══ Data entries ══

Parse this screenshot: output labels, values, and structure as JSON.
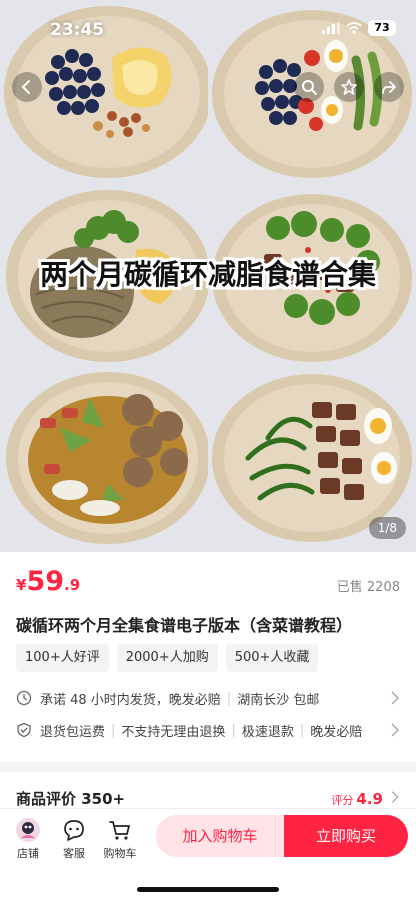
{
  "status_bar": {
    "time": "23:45",
    "battery": "73"
  },
  "hero": {
    "overlay_title": "两个月碳循环减脂食谱合集",
    "page_indicator": "1/8",
    "icons": [
      "back-icon",
      "search-icon",
      "star-icon",
      "share-icon"
    ]
  },
  "product": {
    "price_currency": "¥",
    "price_integer": "59",
    "price_decimal": ".9",
    "sold_text": "已售 2208",
    "title": "碳循环两个月全集食谱电子版本（含菜谱教程）",
    "tags": [
      "100+人好评",
      "2000+人加购",
      "500+人收藏"
    ],
    "shipping_text": "承诺 48 小时内发货，晚发必赔",
    "shipping_location": "湖南长沙 包邮",
    "guarantees": [
      "退货包运费",
      "不支持无理由退换",
      "极速退款",
      "晚发必赔"
    ]
  },
  "reviews": {
    "title": "商品评价 350+",
    "rating_label": "评分",
    "rating_value": "4.9"
  },
  "bottom_bar": {
    "store_label": "店铺",
    "service_label": "客服",
    "cart_label": "购物车",
    "add_cart_button": "加入购物车",
    "buy_now_button": "立即购买"
  },
  "colors": {
    "accent": "#ff2442",
    "accent_light": "#ffe3e6"
  }
}
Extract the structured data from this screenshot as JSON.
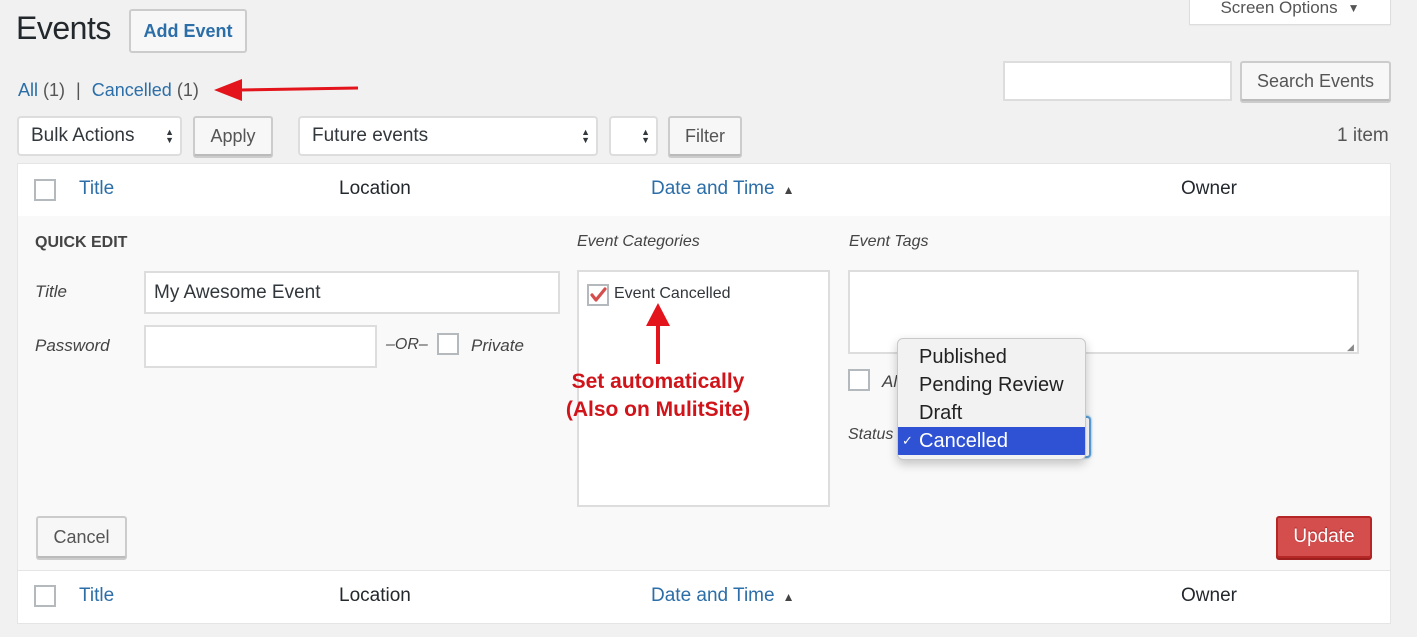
{
  "header": {
    "title": "Events",
    "add_button": "Add Event",
    "screen_options": "Screen Options",
    "screen_options_icon": "triangle-down"
  },
  "views": {
    "all_label": "All",
    "all_count": "(1)",
    "separator": "|",
    "cancelled_label": "Cancelled",
    "cancelled_count": "(1)"
  },
  "search": {
    "value": "",
    "placeholder": "",
    "button": "Search Events"
  },
  "tablenav": {
    "bulk_actions": "Bulk Actions",
    "apply": "Apply",
    "scope_filter": "Future events",
    "secondary_filter": "",
    "filter": "Filter",
    "item_count": "1 item"
  },
  "columns": {
    "title": "Title",
    "location": "Location",
    "date_time": "Date and Time",
    "sort_indicator": "▲",
    "owner": "Owner"
  },
  "quick_edit": {
    "heading": "QUICK EDIT",
    "title_label": "Title",
    "title_value": "My Awesome Event",
    "password_label": "Password",
    "password_value": "",
    "or_text": "–OR–",
    "private_label": "Private",
    "private_checked": false,
    "categories_label": "Event Categories",
    "categories": [
      {
        "label": "Event Cancelled",
        "checked": true
      }
    ],
    "tags_label": "Event Tags",
    "tags_value": "",
    "allow_label_partial": "Al",
    "status_label": "Status",
    "status_options": [
      "Published",
      "Pending Review",
      "Draft",
      "Cancelled"
    ],
    "status_selected": "Cancelled",
    "cancel_button": "Cancel",
    "update_button": "Update"
  },
  "annotation": {
    "line1": "Set automatically",
    "line2": "(Also on MulitSite)",
    "color": "#d0141a"
  },
  "colors": {
    "link": "#2b6ea8",
    "update_button": "#d54e4e",
    "dropdown_highlight": "#2f52d4"
  }
}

═══

■ Set problem: Make an exact copy of the data above, pictures excluded.

■ Solution to this problem:
Parse this screenshot: output labels, values, and structure as JSON.
{
  "status_bar": {
    "time": "23:45",
    "battery": "73"
  },
  "hero": {
    "overlay_title": "两个月碳循环减脂食谱合集",
    "page_indicator": "1/8",
    "icons": [
      "back-icon",
      "search-icon",
      "star-icon",
      "share-icon"
    ]
  },
  "product": {
    "price_currency": "¥",
    "price_integer": "59",
    "price_decimal": ".9",
    "sold_text": "已售 2208",
    "title": "碳循环两个月全集食谱电子版本（含菜谱教程）",
    "tags": [
      "100+人好评",
      "2000+人加购",
      "500+人收藏"
    ],
    "shipping_text": "承诺 48 小时内发货，晚发必赔",
    "shipping_location": "湖南长沙 包邮",
    "guarantees": [
      "退货包运费",
      "不支持无理由退换",
      "极速退款",
      "晚发必赔"
    ]
  },
  "reviews": {
    "title": "商品评价 350+",
    "rating_label": "评分",
    "rating_value": "4.9"
  },
  "bottom_bar": {
    "store_label": "店铺",
    "service_label": "客服",
    "cart_label": "购物车",
    "add_cart_button": "加入购物车",
    "buy_now_button": "立即购买"
  },
  "colors": {
    "accent": "#ff2442",
    "accent_light": "#ffe3e6"
  }
}
Extract the structured data from this screenshot as JSON.
{
  "header": {
    "title": "Events",
    "add_button": "Add Event",
    "screen_options": "Screen Options",
    "screen_options_icon": "triangle-down"
  },
  "views": {
    "all_label": "All",
    "all_count": "(1)",
    "separator": "|",
    "cancelled_label": "Cancelled",
    "cancelled_count": "(1)"
  },
  "search": {
    "value": "",
    "placeholder": "",
    "button": "Search Events"
  },
  "tablenav": {
    "bulk_actions": "Bulk Actions",
    "apply": "Apply",
    "scope_filter": "Future events",
    "secondary_filter": "",
    "filter": "Filter",
    "item_count": "1 item"
  },
  "columns": {
    "title": "Title",
    "location": "Location",
    "date_time": "Date and Time",
    "sort_indicator": "▲",
    "owner": "Owner"
  },
  "quick_edit": {
    "heading": "QUICK EDIT",
    "title_label": "Title",
    "title_value": "My Awesome Event",
    "password_label": "Password",
    "password_value": "",
    "or_text": "–OR–",
    "private_label": "Private",
    "private_checked": false,
    "categories_label": "Event Categories",
    "categories": [
      {
        "label": "Event Cancelled",
        "checked": true
      }
    ],
    "tags_label": "Event Tags",
    "tags_value": "",
    "allow_label_partial": "Al",
    "status_label": "Status",
    "status_options": [
      "Published",
      "Pending Review",
      "Draft",
      "Cancelled"
    ],
    "status_selected": "Cancelled",
    "cancel_button": "Cancel",
    "update_button": "Update"
  },
  "annotation": {
    "line1": "Set automatically",
    "line2": "(Also on MulitSite)",
    "color": "#d0141a"
  },
  "colors": {
    "link": "#2b6ea8",
    "update_button": "#d54e4e",
    "dropdown_highlight": "#2f52d4"
  }
}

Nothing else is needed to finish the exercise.